[Page content transcription data]
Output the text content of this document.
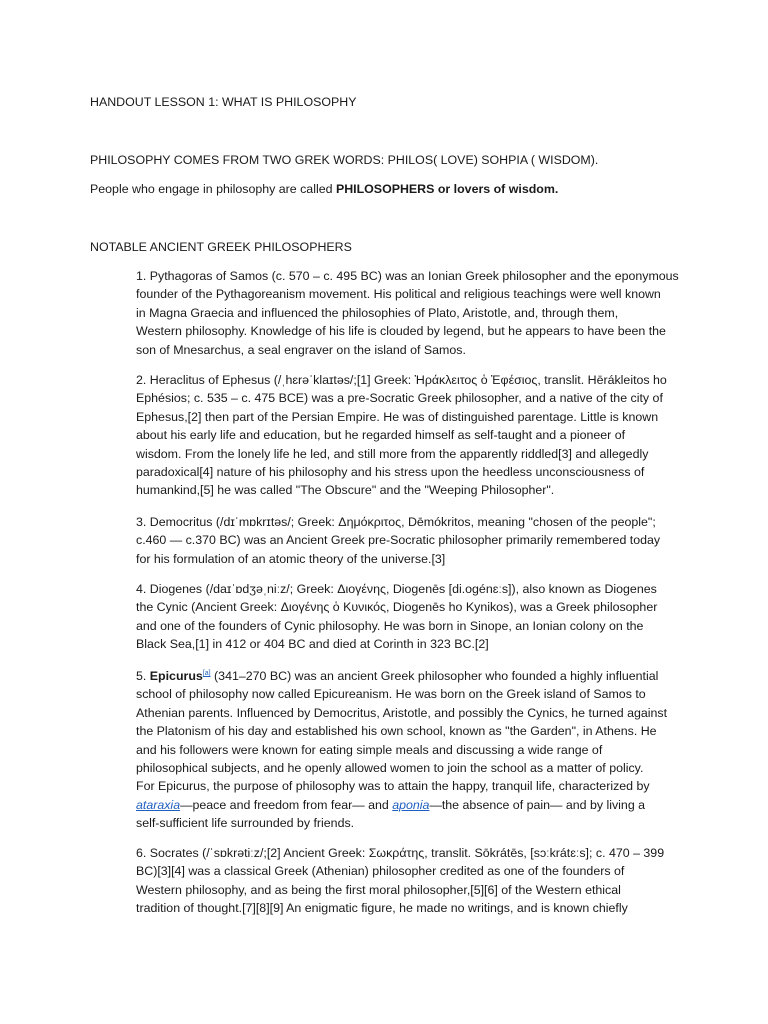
HANDOUT LESSON 1: WHAT IS PHILOSOPHY
PHILOSOPHY COMES FROM TWO GREK WORDS: PHILOS( LOVE) SOHPIA ( WISDOM).
People who engage in philosophy are called PHILOSOPHERS or lovers of wisdom.
NOTABLE ANCIENT GREEK PHILOSOPHERS

1. Pythagoras of Samos (c. 570 – c. 495 BC) was an Ionian Greek philosopher and the eponymous

founder of the Pythagoreanism movement. His political and religious teachings were well known

in Magna Graecia and influenced the philosophies of Plato, Aristotle, and, through them,

Western philosophy. Knowledge of his life is clouded by legend, but he appears to have been the

son of Mnesarchus, a seal engraver on the island of Samos.

2. Heraclitus of Ephesus (/ˌhɛrəˈklaɪtəs/;[1] Greek: Ἡράκλειτος ὁ Ἐφέσιος, translit. Hērákleitos ho

Ephésios; c. 535 – c. 475 BCE) was a pre-Socratic Greek philosopher, and a native of the city of

Ephesus,[2] then part of the Persian Empire. He was of distinguished parentage. Little is known

about his early life and education, but he regarded himself as self-taught and a pioneer of

wisdom. From the lonely life he led, and still more from the apparently riddled[3] and allegedly

paradoxical[4] nature of his philosophy and his stress upon the heedless unconsciousness of

humankind,[5] he was called "The Obscure" and the "Weeping Philosopher".

3. Democritus (/dɪˈmɒkrɪtəs/; Greek: Δημόκριτος, Dēmókritos, meaning "chosen of the people";

c.460 — c.370 BC) was an Ancient Greek pre-Socratic philosopher primarily remembered today

for his formulation of an atomic theory of the universe.[3]

4. Diogenes (/daɪˈɒdʒəˌniːz/; Greek: Διογένης, Diogenēs [di.ogénɛːs]), also known as Diogenes

the Cynic (Ancient Greek: Διογένης ὁ Κυνικός, Diogenēs ho Kynikos), was a Greek philosopher

and one of the founders of Cynic philosophy. He was born in Sinope, an Ionian colony on the

Black Sea,[1] in 412 or 404 BC and died at Corinth in 323 BC.[2]

5. Epicurus[a] (341–270 BC) was an ancient Greek philosopher who founded a highly influential

school of philosophy now called Epicureanism. He was born on the Greek island of Samos to

Athenian parents. Influenced by Democritus, Aristotle, and possibly the Cynics, he turned against

the Platonism of his day and established his own school, known as "the Garden", in Athens. He

and his followers were known for eating simple meals and discussing a wide range of

philosophical subjects, and he openly allowed women to join the school as a matter of policy.

For Epicurus, the purpose of philosophy was to attain the happy, tranquil life, characterized by

ataraxia—peace and freedom from fear— and aponia—the absence of pain— and by living a

self-sufficient life surrounded by friends.

6. Socrates (/ˈsɒkrətiːz/;[2] Ancient Greek: Σωκράτης, translit. Sōkrátēs, [sɔːkrátɛːs]; c. 470 – 399

BC)[3][4] was a classical Greek (Athenian) philosopher credited as one of the founders of

Western philosophy, and as being the first moral philosopher,[5][6] of the Western ethical

tradition of thought.[7][8][9] An enigmatic figure, he made no writings, and is known chiefly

Your objective:
Looking at the entries above, determine how many lines contain the word "were" and state only that number.

Task answer:
2